*What to produce*. Reproduce all entries word for word.

**** Task input

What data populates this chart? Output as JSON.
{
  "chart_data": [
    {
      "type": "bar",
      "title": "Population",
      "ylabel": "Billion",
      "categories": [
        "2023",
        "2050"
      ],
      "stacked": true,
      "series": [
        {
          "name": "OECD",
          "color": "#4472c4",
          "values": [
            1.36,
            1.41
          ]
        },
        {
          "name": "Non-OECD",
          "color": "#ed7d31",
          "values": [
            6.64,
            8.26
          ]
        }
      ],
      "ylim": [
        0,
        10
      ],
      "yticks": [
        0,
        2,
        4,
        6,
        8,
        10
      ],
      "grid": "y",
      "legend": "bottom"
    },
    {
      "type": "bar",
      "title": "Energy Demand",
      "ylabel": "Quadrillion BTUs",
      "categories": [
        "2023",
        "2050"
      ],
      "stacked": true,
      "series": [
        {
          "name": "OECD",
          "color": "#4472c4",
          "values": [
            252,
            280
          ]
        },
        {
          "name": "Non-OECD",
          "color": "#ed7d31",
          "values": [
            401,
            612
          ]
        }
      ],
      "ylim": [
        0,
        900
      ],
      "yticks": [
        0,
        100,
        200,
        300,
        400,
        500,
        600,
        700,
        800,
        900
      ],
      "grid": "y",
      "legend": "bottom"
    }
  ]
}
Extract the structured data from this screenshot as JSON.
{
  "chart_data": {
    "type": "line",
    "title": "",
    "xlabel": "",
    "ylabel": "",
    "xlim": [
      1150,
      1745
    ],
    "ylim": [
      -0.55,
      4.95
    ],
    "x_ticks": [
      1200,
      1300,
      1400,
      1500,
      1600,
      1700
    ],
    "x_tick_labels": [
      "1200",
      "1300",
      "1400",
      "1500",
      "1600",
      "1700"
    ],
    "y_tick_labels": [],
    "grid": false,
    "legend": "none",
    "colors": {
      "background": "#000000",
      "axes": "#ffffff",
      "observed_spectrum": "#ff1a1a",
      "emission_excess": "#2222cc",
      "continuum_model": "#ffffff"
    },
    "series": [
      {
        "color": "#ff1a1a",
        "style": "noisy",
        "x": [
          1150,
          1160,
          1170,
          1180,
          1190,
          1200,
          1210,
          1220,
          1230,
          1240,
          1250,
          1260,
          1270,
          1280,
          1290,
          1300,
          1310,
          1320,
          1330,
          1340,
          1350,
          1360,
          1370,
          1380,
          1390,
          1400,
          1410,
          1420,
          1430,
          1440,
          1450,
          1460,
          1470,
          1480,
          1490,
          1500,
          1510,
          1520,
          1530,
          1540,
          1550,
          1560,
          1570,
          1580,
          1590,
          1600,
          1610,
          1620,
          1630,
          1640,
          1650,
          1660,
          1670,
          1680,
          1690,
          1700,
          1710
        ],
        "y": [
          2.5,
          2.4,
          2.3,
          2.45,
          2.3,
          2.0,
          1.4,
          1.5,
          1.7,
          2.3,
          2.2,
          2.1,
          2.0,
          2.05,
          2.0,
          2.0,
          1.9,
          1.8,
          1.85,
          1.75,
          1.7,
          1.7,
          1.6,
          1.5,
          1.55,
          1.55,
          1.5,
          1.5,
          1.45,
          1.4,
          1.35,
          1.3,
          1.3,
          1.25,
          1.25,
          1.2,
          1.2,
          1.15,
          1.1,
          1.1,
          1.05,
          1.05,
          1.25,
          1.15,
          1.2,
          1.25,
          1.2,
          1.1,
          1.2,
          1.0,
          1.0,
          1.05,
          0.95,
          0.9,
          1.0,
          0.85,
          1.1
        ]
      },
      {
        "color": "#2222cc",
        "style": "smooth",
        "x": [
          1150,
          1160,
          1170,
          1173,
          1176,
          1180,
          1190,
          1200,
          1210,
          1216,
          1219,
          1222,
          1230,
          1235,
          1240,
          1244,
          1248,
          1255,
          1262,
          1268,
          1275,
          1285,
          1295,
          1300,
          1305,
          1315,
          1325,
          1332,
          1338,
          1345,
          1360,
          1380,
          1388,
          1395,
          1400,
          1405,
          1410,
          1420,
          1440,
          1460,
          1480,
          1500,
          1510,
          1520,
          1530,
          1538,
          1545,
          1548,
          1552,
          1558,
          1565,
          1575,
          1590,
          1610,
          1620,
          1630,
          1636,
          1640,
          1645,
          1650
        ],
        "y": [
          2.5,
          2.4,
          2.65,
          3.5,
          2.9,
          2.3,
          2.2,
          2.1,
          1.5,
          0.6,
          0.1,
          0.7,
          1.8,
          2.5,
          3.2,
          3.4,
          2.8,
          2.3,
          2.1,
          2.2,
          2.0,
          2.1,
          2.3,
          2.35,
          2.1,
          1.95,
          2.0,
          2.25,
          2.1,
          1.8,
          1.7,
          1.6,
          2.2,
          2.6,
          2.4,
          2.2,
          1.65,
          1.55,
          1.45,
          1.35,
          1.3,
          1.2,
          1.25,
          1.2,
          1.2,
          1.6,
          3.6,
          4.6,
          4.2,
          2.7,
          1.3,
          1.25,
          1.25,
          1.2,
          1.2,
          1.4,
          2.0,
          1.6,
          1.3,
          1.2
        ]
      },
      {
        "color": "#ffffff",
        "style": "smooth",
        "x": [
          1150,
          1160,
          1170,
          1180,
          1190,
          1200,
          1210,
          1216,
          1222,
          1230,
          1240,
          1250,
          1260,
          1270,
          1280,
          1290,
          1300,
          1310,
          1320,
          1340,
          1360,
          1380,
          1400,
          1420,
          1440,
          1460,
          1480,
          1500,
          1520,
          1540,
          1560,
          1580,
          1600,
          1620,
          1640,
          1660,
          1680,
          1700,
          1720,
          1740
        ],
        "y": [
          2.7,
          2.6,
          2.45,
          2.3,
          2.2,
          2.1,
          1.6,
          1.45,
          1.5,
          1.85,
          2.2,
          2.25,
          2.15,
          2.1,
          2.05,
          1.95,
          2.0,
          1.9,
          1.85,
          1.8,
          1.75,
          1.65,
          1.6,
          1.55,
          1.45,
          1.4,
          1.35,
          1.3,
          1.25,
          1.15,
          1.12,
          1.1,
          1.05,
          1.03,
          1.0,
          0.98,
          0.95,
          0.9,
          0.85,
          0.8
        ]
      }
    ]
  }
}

********

*Answer to the task*.
What data populates this chart? Output as JSON.
{
  "chart_data": [
    {
      "type": "bar",
      "title": "Population",
      "ylabel": "Billion",
      "categories": [
        "2023",
        "2050"
      ],
      "stacked": true,
      "series": [
        {
          "name": "OECD",
          "color": "#4472c4",
          "values": [
            1.36,
            1.41
          ]
        },
        {
          "name": "Non-OECD",
          "color": "#ed7d31",
          "values": [
            6.64,
            8.26
          ]
        }
      ],
      "ylim": [
        0,
        10
      ],
      "yticks": [
        0,
        2,
        4,
        6,
        8,
        10
      ],
      "grid": "y",
      "legend": "bottom"
    },
    {
      "type": "bar",
      "title": "Energy Demand",
      "ylabel": "Quadrillion BTUs",
      "categories": [
        "2023",
        "2050"
      ],
      "stacked": true,
      "series": [
        {
          "name": "OECD",
          "color": "#4472c4",
          "values": [
            252,
            280
          ]
        },
        {
          "name": "Non-OECD",
          "color": "#ed7d31",
          "values": [
            401,
            612
          ]
        }
      ],
      "ylim": [
        0,
        900
      ],
      "yticks": [
        0,
        100,
        200,
        300,
        400,
        500,
        600,
        700,
        800,
        900
      ],
      "grid": "y",
      "legend": "bottom"
    }
  ]
}
Extract the structured data from this screenshot as JSON.
{
  "chart_data": {
    "type": "line",
    "title": "",
    "xlabel": "",
    "ylabel": "",
    "xlim": [
      1150,
      1745
    ],
    "ylim": [
      -0.55,
      4.95
    ],
    "x_ticks": [
      1200,
      1300,
      1400,
      1500,
      1600,
      1700
    ],
    "x_tick_labels": [
      "1200",
      "1300",
      "1400",
      "1500",
      "1600",
      "1700"
    ],
    "y_tick_labels": [],
    "grid": false,
    "legend": "none",
    "colors": {
      "background": "#000000",
      "axes": "#ffffff",
      "observed_spectrum": "#ff1a1a",
      "emission_excess": "#2222cc",
      "continuum_model": "#ffffff"
    },
    "series": [
      {
        "color": "#ff1a1a",
        "style": "noisy",
        "x": [
          1150,
          1160,
          1170,
          1180,
          1190,
          1200,
          1210,
          1220,
          1230,
          1240,
          1250,
          1260,
          1270,
          1280,
          1290,
          1300,
          1310,
          1320,
          1330,
          1340,
          1350,
          1360,
          1370,
          1380,
          1390,
          1400,
          1410,
          1420,
          1430,
          1440,
          1450,
          1460,
          1470,
          1480,
          1490,
          1500,
          1510,
          1520,
          1530,
          1540,
          1550,
          1560,
          1570,
          1580,
          1590,
          1600,
          1610,
          1620,
          1630,
          1640,
          1650,
          1660,
          1670,
          1680,
          1690,
          1700,
          1710
        ],
        "y": [
          2.5,
          2.4,
          2.3,
          2.45,
          2.3,
          2.0,
          1.4,
          1.5,
          1.7,
          2.3,
          2.2,
          2.1,
          2.0,
          2.05,
          2.0,
          2.0,
          1.9,
          1.8,
          1.85,
          1.75,
          1.7,
          1.7,
          1.6,
          1.5,
          1.55,
          1.55,
          1.5,
          1.5,
          1.45,
          1.4,
          1.35,
          1.3,
          1.3,
          1.25,
          1.25,
          1.2,
          1.2,
          1.15,
          1.1,
          1.1,
          1.05,
          1.05,
          1.25,
          1.15,
          1.2,
          1.25,
          1.2,
          1.1,
          1.2,
          1.0,
          1.0,
          1.05,
          0.95,
          0.9,
          1.0,
          0.85,
          1.1
        ]
      },
      {
        "color": "#2222cc",
        "style": "smooth",
        "x": [
          1150,
          1160,
          1170,
          1173,
          1176,
          1180,
          1190,
          1200,
          1210,
          1216,
          1219,
          1222,
          1230,
          1235,
          1240,
          1244,
          1248,
          1255,
          1262,
          1268,
          1275,
          1285,
          1295,
          1300,
          1305,
          1315,
          1325,
          1332,
          1338,
          1345,
          1360,
          1380,
          1388,
          1395,
          1400,
          1405,
          1410,
          1420,
          1440,
          1460,
          1480,
          1500,
          1510,
          1520,
          1530,
          1538,
          1545,
          1548,
          1552,
          1558,
          1565,
          1575,
          1590,
          1610,
          1620,
          1630,
          1636,
          1640,
          1645,
          1650
        ],
        "y": [
          2.5,
          2.4,
          2.65,
          3.5,
          2.9,
          2.3,
          2.2,
          2.1,
          1.5,
          0.6,
          0.1,
          0.7,
          1.8,
          2.5,
          3.2,
          3.4,
          2.8,
          2.3,
          2.1,
          2.2,
          2.0,
          2.1,
          2.3,
          2.35,
          2.1,
          1.95,
          2.0,
          2.25,
          2.1,
          1.8,
          1.7,
          1.6,
          2.2,
          2.6,
          2.4,
          2.2,
          1.65,
          1.55,
          1.45,
          1.35,
          1.3,
          1.2,
          1.25,
          1.2,
          1.2,
          1.6,
          3.6,
          4.6,
          4.2,
          2.7,
          1.3,
          1.25,
          1.25,
          1.2,
          1.2,
          1.4,
          2.0,
          1.6,
          1.3,
          1.2
        ]
      },
      {
        "color": "#ffffff",
        "style": "smooth",
        "x": [
          1150,
          1160,
          1170,
          1180,
          1190,
          1200,
          1210,
          1216,
          1222,
          1230,
          1240,
          1250,
          1260,
          1270,
          1280,
          1290,
          1300,
          1310,
          1320,
          1340,
          1360,
          1380,
          1400,
          1420,
          1440,
          1460,
          1480,
          1500,
          1520,
          1540,
          1560,
          1580,
          1600,
          1620,
          1640,
          1660,
          1680,
          1700,
          1720,
          1740
        ],
        "y": [
          2.7,
          2.6,
          2.45,
          2.3,
          2.2,
          2.1,
          1.6,
          1.45,
          1.5,
          1.85,
          2.2,
          2.25,
          2.15,
          2.1,
          2.05,
          1.95,
          2.0,
          1.9,
          1.85,
          1.8,
          1.75,
          1.65,
          1.6,
          1.55,
          1.45,
          1.4,
          1.35,
          1.3,
          1.25,
          1.15,
          1.12,
          1.1,
          1.05,
          1.03,
          1.0,
          0.98,
          0.95,
          0.9,
          0.85,
          0.8
        ]
      }
    ]
  }
}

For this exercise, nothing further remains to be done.